──────── INPUT DATA

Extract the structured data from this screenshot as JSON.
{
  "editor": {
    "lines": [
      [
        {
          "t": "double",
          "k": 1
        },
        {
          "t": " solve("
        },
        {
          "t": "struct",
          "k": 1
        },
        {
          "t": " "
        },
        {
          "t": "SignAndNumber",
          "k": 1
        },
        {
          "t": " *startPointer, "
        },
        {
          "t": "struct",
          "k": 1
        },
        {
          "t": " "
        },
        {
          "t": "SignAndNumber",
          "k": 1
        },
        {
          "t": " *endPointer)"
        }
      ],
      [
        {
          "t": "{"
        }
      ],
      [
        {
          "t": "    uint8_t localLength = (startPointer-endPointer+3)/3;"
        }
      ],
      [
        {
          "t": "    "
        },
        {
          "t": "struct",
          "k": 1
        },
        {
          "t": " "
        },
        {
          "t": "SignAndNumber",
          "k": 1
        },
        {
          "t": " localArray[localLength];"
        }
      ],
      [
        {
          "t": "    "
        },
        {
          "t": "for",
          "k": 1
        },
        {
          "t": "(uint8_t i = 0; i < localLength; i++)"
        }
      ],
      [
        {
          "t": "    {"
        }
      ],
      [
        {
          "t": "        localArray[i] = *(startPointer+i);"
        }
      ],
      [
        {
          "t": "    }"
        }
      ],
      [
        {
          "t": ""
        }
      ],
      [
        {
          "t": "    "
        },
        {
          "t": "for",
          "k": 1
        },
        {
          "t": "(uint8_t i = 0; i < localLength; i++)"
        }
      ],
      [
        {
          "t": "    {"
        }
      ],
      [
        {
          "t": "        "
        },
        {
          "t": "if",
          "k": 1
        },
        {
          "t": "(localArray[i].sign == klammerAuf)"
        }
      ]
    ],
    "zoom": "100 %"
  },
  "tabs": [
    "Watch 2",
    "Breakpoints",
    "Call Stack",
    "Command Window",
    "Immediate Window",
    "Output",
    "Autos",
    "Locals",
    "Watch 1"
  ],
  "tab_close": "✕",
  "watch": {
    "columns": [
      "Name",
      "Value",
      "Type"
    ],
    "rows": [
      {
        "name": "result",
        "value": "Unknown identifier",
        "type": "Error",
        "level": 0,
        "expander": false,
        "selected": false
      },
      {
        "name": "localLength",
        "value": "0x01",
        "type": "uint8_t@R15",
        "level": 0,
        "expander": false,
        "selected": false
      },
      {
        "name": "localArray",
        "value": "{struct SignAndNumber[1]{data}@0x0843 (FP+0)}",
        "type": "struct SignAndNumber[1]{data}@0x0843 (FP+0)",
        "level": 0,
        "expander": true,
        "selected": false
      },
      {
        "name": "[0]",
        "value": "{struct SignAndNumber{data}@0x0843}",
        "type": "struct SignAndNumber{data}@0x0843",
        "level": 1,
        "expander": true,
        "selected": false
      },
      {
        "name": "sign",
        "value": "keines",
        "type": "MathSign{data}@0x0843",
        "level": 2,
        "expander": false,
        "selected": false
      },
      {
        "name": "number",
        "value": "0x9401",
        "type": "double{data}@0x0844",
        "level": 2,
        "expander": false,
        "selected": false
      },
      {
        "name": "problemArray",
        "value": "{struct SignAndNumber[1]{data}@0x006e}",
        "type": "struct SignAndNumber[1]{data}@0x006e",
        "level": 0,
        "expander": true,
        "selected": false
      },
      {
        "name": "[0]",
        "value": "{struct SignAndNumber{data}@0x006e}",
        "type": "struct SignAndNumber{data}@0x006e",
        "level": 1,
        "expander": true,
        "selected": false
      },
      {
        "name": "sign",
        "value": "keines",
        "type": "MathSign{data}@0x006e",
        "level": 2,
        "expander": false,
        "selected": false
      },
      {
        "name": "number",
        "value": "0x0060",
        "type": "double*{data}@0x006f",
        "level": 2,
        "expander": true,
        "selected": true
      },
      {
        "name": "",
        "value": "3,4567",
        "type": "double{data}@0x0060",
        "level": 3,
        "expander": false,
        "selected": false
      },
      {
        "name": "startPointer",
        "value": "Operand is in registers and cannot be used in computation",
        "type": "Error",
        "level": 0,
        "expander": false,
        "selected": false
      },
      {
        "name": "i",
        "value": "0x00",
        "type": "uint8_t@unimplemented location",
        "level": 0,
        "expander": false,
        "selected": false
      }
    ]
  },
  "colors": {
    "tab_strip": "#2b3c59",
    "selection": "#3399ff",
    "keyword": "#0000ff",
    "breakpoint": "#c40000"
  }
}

────────────────

* THE TASK: Print the complete listing again, exactly as it stands.

* COMPLETED TASK:
Extract the structured data from this screenshot as JSON.
{
  "editor": {
    "lines": [
      [
        {
          "t": "double",
          "k": 1
        },
        {
          "t": " solve("
        },
        {
          "t": "struct",
          "k": 1
        },
        {
          "t": " "
        },
        {
          "t": "SignAndNumber",
          "k": 1
        },
        {
          "t": " *startPointer, "
        },
        {
          "t": "struct",
          "k": 1
        },
        {
          "t": " "
        },
        {
          "t": "SignAndNumber",
          "k": 1
        },
        {
          "t": " *endPointer)"
        }
      ],
      [
        {
          "t": "{"
        }
      ],
      [
        {
          "t": "    uint8_t localLength = (startPointer-endPointer+3)/3;"
        }
      ],
      [
        {
          "t": "    "
        },
        {
          "t": "struct",
          "k": 1
        },
        {
          "t": " "
        },
        {
          "t": "SignAndNumber",
          "k": 1
        },
        {
          "t": " localArray[localLength];"
        }
      ],
      [
        {
          "t": "    "
        },
        {
          "t": "for",
          "k": 1
        },
        {
          "t": "(uint8_t i = 0; i < localLength; i++)"
        }
      ],
      [
        {
          "t": "    {"
        }
      ],
      [
        {
          "t": "        localArray[i] = *(startPointer+i);"
        }
      ],
      [
        {
          "t": "    }"
        }
      ],
      [
        {
          "t": ""
        }
      ],
      [
        {
          "t": "    "
        },
        {
          "t": "for",
          "k": 1
        },
        {
          "t": "(uint8_t i = 0; i < localLength; i++)"
        }
      ],
      [
        {
          "t": "    {"
        }
      ],
      [
        {
          "t": "        "
        },
        {
          "t": "if",
          "k": 1
        },
        {
          "t": "(localArray[i].sign == klammerAuf)"
        }
      ]
    ],
    "zoom": "100 %"
  },
  "tabs": [
    "Watch 2",
    "Breakpoints",
    "Call Stack",
    "Command Window",
    "Immediate Window",
    "Output",
    "Autos",
    "Locals",
    "Watch 1"
  ],
  "tab_close": "✕",
  "watch": {
    "columns": [
      "Name",
      "Value",
      "Type"
    ],
    "rows": [
      {
        "name": "result",
        "value": "Unknown identifier",
        "type": "Error",
        "level": 0,
        "expander": false,
        "selected": false
      },
      {
        "name": "localLength",
        "value": "0x01",
        "type": "uint8_t@R15",
        "level": 0,
        "expander": false,
        "selected": false
      },
      {
        "name": "localArray",
        "value": "{struct SignAndNumber[1]{data}@0x0843 (FP+0)}",
        "type": "struct SignAndNumber[1]{data}@0x0843 (FP+0)",
        "level": 0,
        "expander": true,
        "selected": false
      },
      {
        "name": "[0]",
        "value": "{struct SignAndNumber{data}@0x0843}",
        "type": "struct SignAndNumber{data}@0x0843",
        "level": 1,
        "expander": true,
        "selected": false
      },
      {
        "name": "sign",
        "value": "keines",
        "type": "MathSign{data}@0x0843",
        "level": 2,
        "expander": false,
        "selected": false
      },
      {
        "name": "number",
        "value": "0x9401",
        "type": "double{data}@0x0844",
        "level": 2,
        "expander": false,
        "selected": false
      },
      {
        "name": "problemArray",
        "value": "{struct SignAndNumber[1]{data}@0x006e}",
        "type": "struct SignAndNumber[1]{data}@0x006e",
        "level": 0,
        "expander": true,
        "selected": false
      },
      {
        "name": "[0]",
        "value": "{struct SignAndNumber{data}@0x006e}",
        "type": "struct SignAndNumber{data}@0x006e",
        "level": 1,
        "expander": true,
        "selected": false
      },
      {
        "name": "sign",
        "value": "keines",
        "type": "MathSign{data}@0x006e",
        "level": 2,
        "expander": false,
        "selected": false
      },
      {
        "name": "number",
        "value": "0x0060",
        "type": "double*{data}@0x006f",
        "level": 2,
        "expander": true,
        "selected": true
      },
      {
        "name": "",
        "value": "3,4567",
        "type": "double{data}@0x0060",
        "level": 3,
        "expander": false,
        "selected": false
      },
      {
        "name": "startPointer",
        "value": "Operand is in registers and cannot be used in computation",
        "type": "Error",
        "level": 0,
        "expander": false,
        "selected": false
      },
      {
        "name": "i",
        "value": "0x00",
        "type": "uint8_t@unimplemented location",
        "level": 0,
        "expander": false,
        "selected": false
      }
    ]
  },
  "colors": {
    "tab_strip": "#2b3c59",
    "selection": "#3399ff",
    "keyword": "#0000ff",
    "breakpoint": "#c40000"
  }
}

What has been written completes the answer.